*WHAT IS NEEDED:* Restate the data below word for word. Skip any images it contains.

*Figure content listings:*

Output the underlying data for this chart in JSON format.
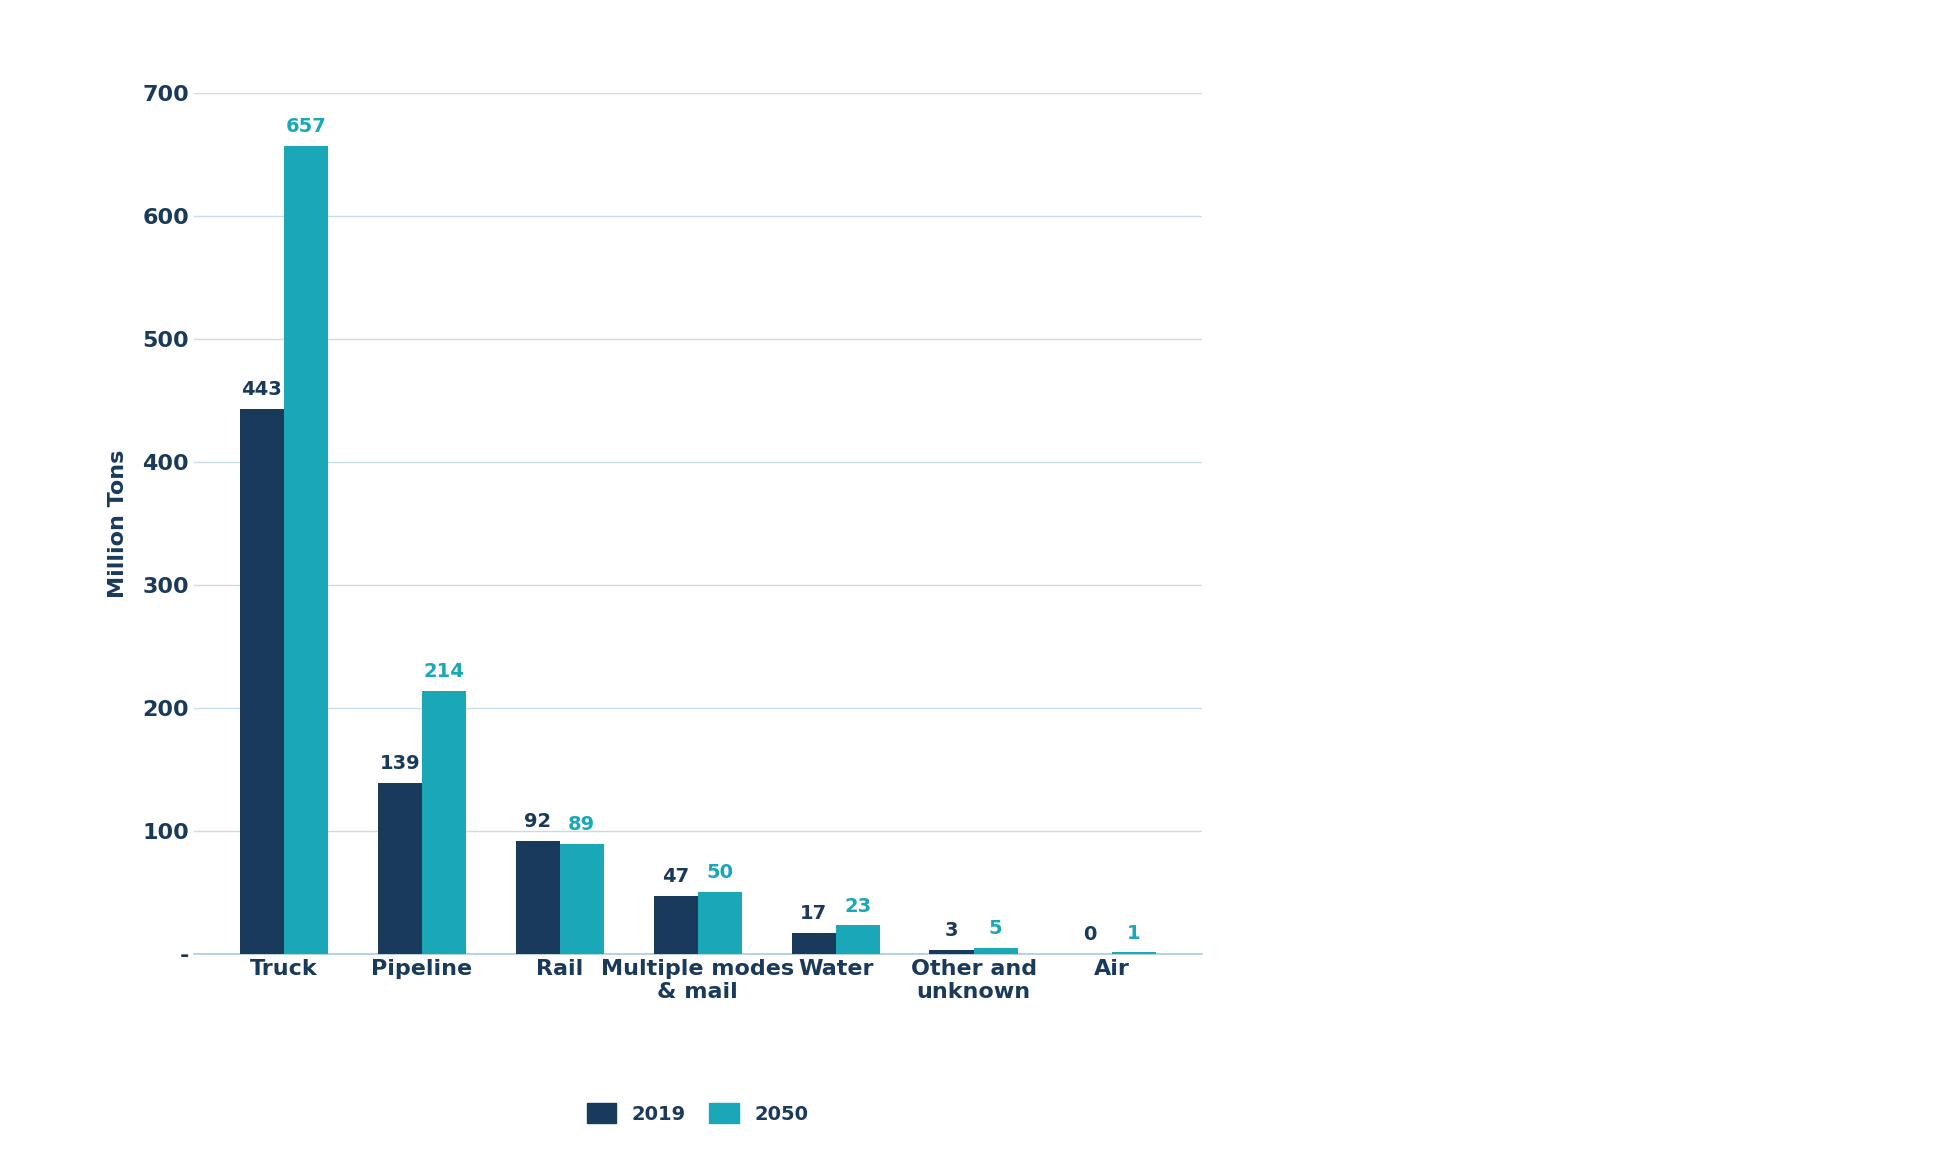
{
  "categories": [
    "Truck",
    "Pipeline",
    "Rail",
    "Multiple modes\n& mail",
    "Water",
    "Other and\nunknown",
    "Air"
  ],
  "values_2019": [
    443,
    139,
    92,
    47,
    17,
    3,
    0
  ],
  "values_2050": [
    657,
    214,
    89,
    50,
    23,
    5,
    1
  ],
  "color_2019": "#1a3a5c",
  "color_2050": "#1aa8b8",
  "ylabel": "Million Tons",
  "ylim": [
    0,
    700
  ],
  "yticks": [
    0,
    100,
    200,
    300,
    400,
    500,
    600,
    700
  ],
  "ytick_labels": [
    "-",
    "100",
    "200",
    "300",
    "400",
    "500",
    "600",
    "700"
  ],
  "legend_2019": "2019",
  "legend_2050": "2050",
  "bar_width": 0.32,
  "label_fontsize": 14,
  "tick_fontsize": 16,
  "ylabel_fontsize": 16,
  "legend_fontsize": 14,
  "background_color": "#ffffff",
  "label_color_2019": "#1a3a5c",
  "label_color_2050": "#1aa8b8",
  "axis_color": "#1a3a5c",
  "tick_color": "#1a3a5c"
}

*ANSWER TO THIS PROBLEM:*
Output the underlying data for this chart in JSON format.
{
  "categories": [
    "Truck",
    "Pipeline",
    "Rail",
    "Multiple modes\n& mail",
    "Water",
    "Other and\nunknown",
    "Air"
  ],
  "values_2019": [
    443,
    139,
    92,
    47,
    17,
    3,
    0
  ],
  "values_2050": [
    657,
    214,
    89,
    50,
    23,
    5,
    1
  ],
  "color_2019": "#1a3a5c",
  "color_2050": "#1aa8b8",
  "ylabel": "Million Tons",
  "ylim": [
    0,
    700
  ],
  "yticks": [
    0,
    100,
    200,
    300,
    400,
    500,
    600,
    700
  ],
  "ytick_labels": [
    "-",
    "100",
    "200",
    "300",
    "400",
    "500",
    "600",
    "700"
  ],
  "legend_2019": "2019",
  "legend_2050": "2050",
  "bar_width": 0.32,
  "label_fontsize": 14,
  "tick_fontsize": 16,
  "ylabel_fontsize": 16,
  "legend_fontsize": 14,
  "background_color": "#ffffff",
  "label_color_2019": "#1a3a5c",
  "label_color_2050": "#1aa8b8",
  "axis_color": "#1a3a5c",
  "tick_color": "#1a3a5c"
}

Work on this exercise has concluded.